**Exercise goal**
Transcribe the data that follows precisely, omitting nothing.

Data items:
— start —
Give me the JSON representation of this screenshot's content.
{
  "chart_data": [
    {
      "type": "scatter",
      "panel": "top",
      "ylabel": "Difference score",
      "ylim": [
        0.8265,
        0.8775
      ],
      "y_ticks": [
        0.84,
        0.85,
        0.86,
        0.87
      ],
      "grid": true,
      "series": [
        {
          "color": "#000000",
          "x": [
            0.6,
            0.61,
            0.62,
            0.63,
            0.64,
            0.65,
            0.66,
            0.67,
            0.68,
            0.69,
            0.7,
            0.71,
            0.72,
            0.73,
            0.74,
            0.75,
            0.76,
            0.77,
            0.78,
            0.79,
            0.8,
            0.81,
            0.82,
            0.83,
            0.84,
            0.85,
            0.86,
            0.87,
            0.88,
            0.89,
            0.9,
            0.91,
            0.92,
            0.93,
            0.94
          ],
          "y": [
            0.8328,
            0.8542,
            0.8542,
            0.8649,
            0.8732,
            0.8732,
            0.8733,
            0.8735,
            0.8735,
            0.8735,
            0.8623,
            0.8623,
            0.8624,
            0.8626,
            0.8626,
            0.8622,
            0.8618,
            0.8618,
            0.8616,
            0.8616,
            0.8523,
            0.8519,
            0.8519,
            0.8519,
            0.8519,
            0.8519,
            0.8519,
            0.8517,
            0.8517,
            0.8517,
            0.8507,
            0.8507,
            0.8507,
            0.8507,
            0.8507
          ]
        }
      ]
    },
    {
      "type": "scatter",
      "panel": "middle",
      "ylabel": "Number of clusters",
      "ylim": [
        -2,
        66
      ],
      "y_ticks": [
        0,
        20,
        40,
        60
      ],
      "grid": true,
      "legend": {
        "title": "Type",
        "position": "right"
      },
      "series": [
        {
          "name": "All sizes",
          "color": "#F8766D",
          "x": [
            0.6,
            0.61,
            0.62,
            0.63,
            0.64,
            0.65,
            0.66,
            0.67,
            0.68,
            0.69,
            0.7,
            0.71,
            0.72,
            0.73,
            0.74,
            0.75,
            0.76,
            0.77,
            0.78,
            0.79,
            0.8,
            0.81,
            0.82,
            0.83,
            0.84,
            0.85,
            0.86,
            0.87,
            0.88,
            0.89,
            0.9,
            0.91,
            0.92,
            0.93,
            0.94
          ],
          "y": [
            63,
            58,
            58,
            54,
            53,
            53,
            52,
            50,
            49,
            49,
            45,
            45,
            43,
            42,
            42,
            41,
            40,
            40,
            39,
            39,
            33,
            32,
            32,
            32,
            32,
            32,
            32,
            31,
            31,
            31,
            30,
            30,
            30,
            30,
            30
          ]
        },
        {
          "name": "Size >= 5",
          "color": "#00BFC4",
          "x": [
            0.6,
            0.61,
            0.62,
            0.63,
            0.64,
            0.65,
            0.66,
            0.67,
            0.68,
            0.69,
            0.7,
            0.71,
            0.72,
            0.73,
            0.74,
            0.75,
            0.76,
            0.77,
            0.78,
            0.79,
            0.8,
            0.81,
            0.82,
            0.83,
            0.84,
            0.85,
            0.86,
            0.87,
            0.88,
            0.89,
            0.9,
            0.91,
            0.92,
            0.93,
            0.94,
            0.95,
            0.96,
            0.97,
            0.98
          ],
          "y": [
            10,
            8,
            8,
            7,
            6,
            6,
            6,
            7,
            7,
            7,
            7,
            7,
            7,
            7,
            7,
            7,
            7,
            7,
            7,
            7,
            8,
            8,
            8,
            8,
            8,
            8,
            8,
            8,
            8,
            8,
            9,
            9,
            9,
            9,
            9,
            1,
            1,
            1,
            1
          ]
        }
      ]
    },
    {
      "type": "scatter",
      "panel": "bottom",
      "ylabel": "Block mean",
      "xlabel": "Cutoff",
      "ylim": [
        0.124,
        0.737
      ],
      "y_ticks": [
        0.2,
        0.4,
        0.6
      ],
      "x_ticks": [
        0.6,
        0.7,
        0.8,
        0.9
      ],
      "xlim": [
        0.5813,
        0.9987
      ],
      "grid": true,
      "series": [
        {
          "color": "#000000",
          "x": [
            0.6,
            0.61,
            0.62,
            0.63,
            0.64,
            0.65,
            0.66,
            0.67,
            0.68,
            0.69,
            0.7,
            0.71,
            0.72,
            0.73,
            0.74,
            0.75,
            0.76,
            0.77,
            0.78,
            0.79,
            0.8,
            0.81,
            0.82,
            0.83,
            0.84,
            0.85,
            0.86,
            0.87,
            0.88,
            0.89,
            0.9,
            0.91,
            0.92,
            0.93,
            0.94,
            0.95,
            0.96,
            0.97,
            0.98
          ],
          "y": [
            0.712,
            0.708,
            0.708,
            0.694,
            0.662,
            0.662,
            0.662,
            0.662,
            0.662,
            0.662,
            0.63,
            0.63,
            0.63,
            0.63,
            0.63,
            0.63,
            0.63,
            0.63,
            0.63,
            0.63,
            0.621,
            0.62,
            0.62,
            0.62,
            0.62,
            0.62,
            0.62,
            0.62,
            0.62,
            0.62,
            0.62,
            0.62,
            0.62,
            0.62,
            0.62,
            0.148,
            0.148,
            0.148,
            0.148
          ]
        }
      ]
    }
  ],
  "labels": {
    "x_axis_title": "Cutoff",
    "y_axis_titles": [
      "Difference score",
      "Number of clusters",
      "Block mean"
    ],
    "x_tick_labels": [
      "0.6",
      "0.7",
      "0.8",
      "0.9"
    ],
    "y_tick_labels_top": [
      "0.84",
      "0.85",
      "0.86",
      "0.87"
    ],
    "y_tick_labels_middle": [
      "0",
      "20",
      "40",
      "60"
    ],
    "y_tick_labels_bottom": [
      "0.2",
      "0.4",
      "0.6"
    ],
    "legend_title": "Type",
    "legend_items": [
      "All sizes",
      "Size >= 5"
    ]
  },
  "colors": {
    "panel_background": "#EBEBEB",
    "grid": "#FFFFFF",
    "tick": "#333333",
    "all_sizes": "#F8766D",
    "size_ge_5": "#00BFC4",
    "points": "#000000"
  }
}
— end —
**Task result**
Give me the JSON representation of this screenshot's content.
{
  "chart_data": [
    {
      "type": "scatter",
      "panel": "top",
      "ylabel": "Difference score",
      "ylim": [
        0.8265,
        0.8775
      ],
      "y_ticks": [
        0.84,
        0.85,
        0.86,
        0.87
      ],
      "grid": true,
      "series": [
        {
          "color": "#000000",
          "x": [
            0.6,
            0.61,
            0.62,
            0.63,
            0.64,
            0.65,
            0.66,
            0.67,
            0.68,
            0.69,
            0.7,
            0.71,
            0.72,
            0.73,
            0.74,
            0.75,
            0.76,
            0.77,
            0.78,
            0.79,
            0.8,
            0.81,
            0.82,
            0.83,
            0.84,
            0.85,
            0.86,
            0.87,
            0.88,
            0.89,
            0.9,
            0.91,
            0.92,
            0.93,
            0.94
          ],
          "y": [
            0.8328,
            0.8542,
            0.8542,
            0.8649,
            0.8732,
            0.8732,
            0.8733,
            0.8735,
            0.8735,
            0.8735,
            0.8623,
            0.8623,
            0.8624,
            0.8626,
            0.8626,
            0.8622,
            0.8618,
            0.8618,
            0.8616,
            0.8616,
            0.8523,
            0.8519,
            0.8519,
            0.8519,
            0.8519,
            0.8519,
            0.8519,
            0.8517,
            0.8517,
            0.8517,
            0.8507,
            0.8507,
            0.8507,
            0.8507,
            0.8507
          ]
        }
      ]
    },
    {
      "type": "scatter",
      "panel": "middle",
      "ylabel": "Number of clusters",
      "ylim": [
        -2,
        66
      ],
      "y_ticks": [
        0,
        20,
        40,
        60
      ],
      "grid": true,
      "legend": {
        "title": "Type",
        "position": "right"
      },
      "series": [
        {
          "name": "All sizes",
          "color": "#F8766D",
          "x": [
            0.6,
            0.61,
            0.62,
            0.63,
            0.64,
            0.65,
            0.66,
            0.67,
            0.68,
            0.69,
            0.7,
            0.71,
            0.72,
            0.73,
            0.74,
            0.75,
            0.76,
            0.77,
            0.78,
            0.79,
            0.8,
            0.81,
            0.82,
            0.83,
            0.84,
            0.85,
            0.86,
            0.87,
            0.88,
            0.89,
            0.9,
            0.91,
            0.92,
            0.93,
            0.94
          ],
          "y": [
            63,
            58,
            58,
            54,
            53,
            53,
            52,
            50,
            49,
            49,
            45,
            45,
            43,
            42,
            42,
            41,
            40,
            40,
            39,
            39,
            33,
            32,
            32,
            32,
            32,
            32,
            32,
            31,
            31,
            31,
            30,
            30,
            30,
            30,
            30
          ]
        },
        {
          "name": "Size >= 5",
          "color": "#00BFC4",
          "x": [
            0.6,
            0.61,
            0.62,
            0.63,
            0.64,
            0.65,
            0.66,
            0.67,
            0.68,
            0.69,
            0.7,
            0.71,
            0.72,
            0.73,
            0.74,
            0.75,
            0.76,
            0.77,
            0.78,
            0.79,
            0.8,
            0.81,
            0.82,
            0.83,
            0.84,
            0.85,
            0.86,
            0.87,
            0.88,
            0.89,
            0.9,
            0.91,
            0.92,
            0.93,
            0.94,
            0.95,
            0.96,
            0.97,
            0.98
          ],
          "y": [
            10,
            8,
            8,
            7,
            6,
            6,
            6,
            7,
            7,
            7,
            7,
            7,
            7,
            7,
            7,
            7,
            7,
            7,
            7,
            7,
            8,
            8,
            8,
            8,
            8,
            8,
            8,
            8,
            8,
            8,
            9,
            9,
            9,
            9,
            9,
            1,
            1,
            1,
            1
          ]
        }
      ]
    },
    {
      "type": "scatter",
      "panel": "bottom",
      "ylabel": "Block mean",
      "xlabel": "Cutoff",
      "ylim": [
        0.124,
        0.737
      ],
      "y_ticks": [
        0.2,
        0.4,
        0.6
      ],
      "x_ticks": [
        0.6,
        0.7,
        0.8,
        0.9
      ],
      "xlim": [
        0.5813,
        0.9987
      ],
      "grid": true,
      "series": [
        {
          "color": "#000000",
          "x": [
            0.6,
            0.61,
            0.62,
            0.63,
            0.64,
            0.65,
            0.66,
            0.67,
            0.68,
            0.69,
            0.7,
            0.71,
            0.72,
            0.73,
            0.74,
            0.75,
            0.76,
            0.77,
            0.78,
            0.79,
            0.8,
            0.81,
            0.82,
            0.83,
            0.84,
            0.85,
            0.86,
            0.87,
            0.88,
            0.89,
            0.9,
            0.91,
            0.92,
            0.93,
            0.94,
            0.95,
            0.96,
            0.97,
            0.98
          ],
          "y": [
            0.712,
            0.708,
            0.708,
            0.694,
            0.662,
            0.662,
            0.662,
            0.662,
            0.662,
            0.662,
            0.63,
            0.63,
            0.63,
            0.63,
            0.63,
            0.63,
            0.63,
            0.63,
            0.63,
            0.63,
            0.621,
            0.62,
            0.62,
            0.62,
            0.62,
            0.62,
            0.62,
            0.62,
            0.62,
            0.62,
            0.62,
            0.62,
            0.62,
            0.62,
            0.62,
            0.148,
            0.148,
            0.148,
            0.148
          ]
        }
      ]
    }
  ],
  "labels": {
    "x_axis_title": "Cutoff",
    "y_axis_titles": [
      "Difference score",
      "Number of clusters",
      "Block mean"
    ],
    "x_tick_labels": [
      "0.6",
      "0.7",
      "0.8",
      "0.9"
    ],
    "y_tick_labels_top": [
      "0.84",
      "0.85",
      "0.86",
      "0.87"
    ],
    "y_tick_labels_middle": [
      "0",
      "20",
      "40",
      "60"
    ],
    "y_tick_labels_bottom": [
      "0.2",
      "0.4",
      "0.6"
    ],
    "legend_title": "Type",
    "legend_items": [
      "All sizes",
      "Size >= 5"
    ]
  },
  "colors": {
    "panel_background": "#EBEBEB",
    "grid": "#FFFFFF",
    "tick": "#333333",
    "all_sizes": "#F8766D",
    "size_ge_5": "#00BFC4",
    "points": "#000000"
  }
}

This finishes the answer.